To do
Write out every entry exactly as it stands.

Dataset excerpts
* START *

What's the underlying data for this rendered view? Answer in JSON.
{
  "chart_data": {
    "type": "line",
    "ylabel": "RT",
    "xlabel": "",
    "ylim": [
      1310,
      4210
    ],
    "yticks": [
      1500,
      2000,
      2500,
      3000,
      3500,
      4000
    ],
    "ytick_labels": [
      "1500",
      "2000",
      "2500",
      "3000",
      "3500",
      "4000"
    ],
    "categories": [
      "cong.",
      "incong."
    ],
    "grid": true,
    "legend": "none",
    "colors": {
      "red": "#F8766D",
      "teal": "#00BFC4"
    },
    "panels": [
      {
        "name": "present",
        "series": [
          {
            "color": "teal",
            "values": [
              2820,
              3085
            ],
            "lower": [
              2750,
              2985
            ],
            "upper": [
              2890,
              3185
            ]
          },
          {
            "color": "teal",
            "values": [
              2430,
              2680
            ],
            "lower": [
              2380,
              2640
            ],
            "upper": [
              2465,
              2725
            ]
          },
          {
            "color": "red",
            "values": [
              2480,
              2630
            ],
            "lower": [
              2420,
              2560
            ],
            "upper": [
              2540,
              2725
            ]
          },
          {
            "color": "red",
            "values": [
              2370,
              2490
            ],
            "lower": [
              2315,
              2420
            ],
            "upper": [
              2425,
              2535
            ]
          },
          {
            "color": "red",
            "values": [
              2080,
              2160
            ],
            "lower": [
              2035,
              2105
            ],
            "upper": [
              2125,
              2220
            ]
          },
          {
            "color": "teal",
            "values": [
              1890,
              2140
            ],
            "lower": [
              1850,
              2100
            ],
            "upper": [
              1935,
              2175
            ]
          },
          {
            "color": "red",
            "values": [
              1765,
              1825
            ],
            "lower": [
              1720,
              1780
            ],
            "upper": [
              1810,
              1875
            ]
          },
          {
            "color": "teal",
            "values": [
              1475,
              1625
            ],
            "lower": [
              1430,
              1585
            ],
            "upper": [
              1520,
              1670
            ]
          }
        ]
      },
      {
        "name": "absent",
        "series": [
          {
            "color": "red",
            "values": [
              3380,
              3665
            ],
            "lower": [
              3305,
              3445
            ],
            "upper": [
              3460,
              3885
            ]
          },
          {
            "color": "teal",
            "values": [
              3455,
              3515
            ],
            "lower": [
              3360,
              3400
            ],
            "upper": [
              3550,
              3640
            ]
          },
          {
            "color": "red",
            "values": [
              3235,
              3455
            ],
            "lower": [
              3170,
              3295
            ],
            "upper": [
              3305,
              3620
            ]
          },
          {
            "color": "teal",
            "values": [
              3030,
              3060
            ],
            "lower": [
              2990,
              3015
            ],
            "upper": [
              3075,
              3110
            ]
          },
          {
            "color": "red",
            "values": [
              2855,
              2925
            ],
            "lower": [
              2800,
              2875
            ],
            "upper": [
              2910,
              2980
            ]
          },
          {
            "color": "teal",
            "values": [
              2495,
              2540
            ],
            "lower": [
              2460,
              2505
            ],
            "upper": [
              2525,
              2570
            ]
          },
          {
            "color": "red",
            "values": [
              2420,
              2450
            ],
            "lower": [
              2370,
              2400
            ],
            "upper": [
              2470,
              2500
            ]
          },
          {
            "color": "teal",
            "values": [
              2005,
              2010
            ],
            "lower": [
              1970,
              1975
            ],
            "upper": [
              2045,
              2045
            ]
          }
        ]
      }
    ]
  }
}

* END *

Answer to the exercise
What's the underlying data for this rendered view? Answer in JSON.
{
  "chart_data": {
    "type": "line",
    "ylabel": "RT",
    "xlabel": "",
    "ylim": [
      1310,
      4210
    ],
    "yticks": [
      1500,
      2000,
      2500,
      3000,
      3500,
      4000
    ],
    "ytick_labels": [
      "1500",
      "2000",
      "2500",
      "3000",
      "3500",
      "4000"
    ],
    "categories": [
      "cong.",
      "incong."
    ],
    "grid": true,
    "legend": "none",
    "colors": {
      "red": "#F8766D",
      "teal": "#00BFC4"
    },
    "panels": [
      {
        "name": "present",
        "series": [
          {
            "color": "teal",
            "values": [
              2820,
              3085
            ],
            "lower": [
              2750,
              2985
            ],
            "upper": [
              2890,
              3185
            ]
          },
          {
            "color": "teal",
            "values": [
              2430,
              2680
            ],
            "lower": [
              2380,
              2640
            ],
            "upper": [
              2465,
              2725
            ]
          },
          {
            "color": "red",
            "values": [
              2480,
              2630
            ],
            "lower": [
              2420,
              2560
            ],
            "upper": [
              2540,
              2725
            ]
          },
          {
            "color": "red",
            "values": [
              2370,
              2490
            ],
            "lower": [
              2315,
              2420
            ],
            "upper": [
              2425,
              2535
            ]
          },
          {
            "color": "red",
            "values": [
              2080,
              2160
            ],
            "lower": [
              2035,
              2105
            ],
            "upper": [
              2125,
              2220
            ]
          },
          {
            "color": "teal",
            "values": [
              1890,
              2140
            ],
            "lower": [
              1850,
              2100
            ],
            "upper": [
              1935,
              2175
            ]
          },
          {
            "color": "red",
            "values": [
              1765,
              1825
            ],
            "lower": [
              1720,
              1780
            ],
            "upper": [
              1810,
              1875
            ]
          },
          {
            "color": "teal",
            "values": [
              1475,
              1625
            ],
            "lower": [
              1430,
              1585
            ],
            "upper": [
              1520,
              1670
            ]
          }
        ]
      },
      {
        "name": "absent",
        "series": [
          {
            "color": "red",
            "values": [
              3380,
              3665
            ],
            "lower": [
              3305,
              3445
            ],
            "upper": [
              3460,
              3885
            ]
          },
          {
            "color": "teal",
            "values": [
              3455,
              3515
            ],
            "lower": [
              3360,
              3400
            ],
            "upper": [
              3550,
              3640
            ]
          },
          {
            "color": "red",
            "values": [
              3235,
              3455
            ],
            "lower": [
              3170,
              3295
            ],
            "upper": [
              3305,
              3620
            ]
          },
          {
            "color": "teal",
            "values": [
              3030,
              3060
            ],
            "lower": [
              2990,
              3015
            ],
            "upper": [
              3075,
              3110
            ]
          },
          {
            "color": "red",
            "values": [
              2855,
              2925
            ],
            "lower": [
              2800,
              2875
            ],
            "upper": [
              2910,
              2980
            ]
          },
          {
            "color": "teal",
            "values": [
              2495,
              2540
            ],
            "lower": [
              2460,
              2505
            ],
            "upper": [
              2525,
              2570
            ]
          },
          {
            "color": "red",
            "values": [
              2420,
              2450
            ],
            "lower": [
              2370,
              2400
            ],
            "upper": [
              2470,
              2500
            ]
          },
          {
            "color": "teal",
            "values": [
              2005,
              2010
            ],
            "lower": [
              1970,
              1975
            ],
            "upper": [
              2045,
              2045
            ]
          }
        ]
      }
    ]
  }
}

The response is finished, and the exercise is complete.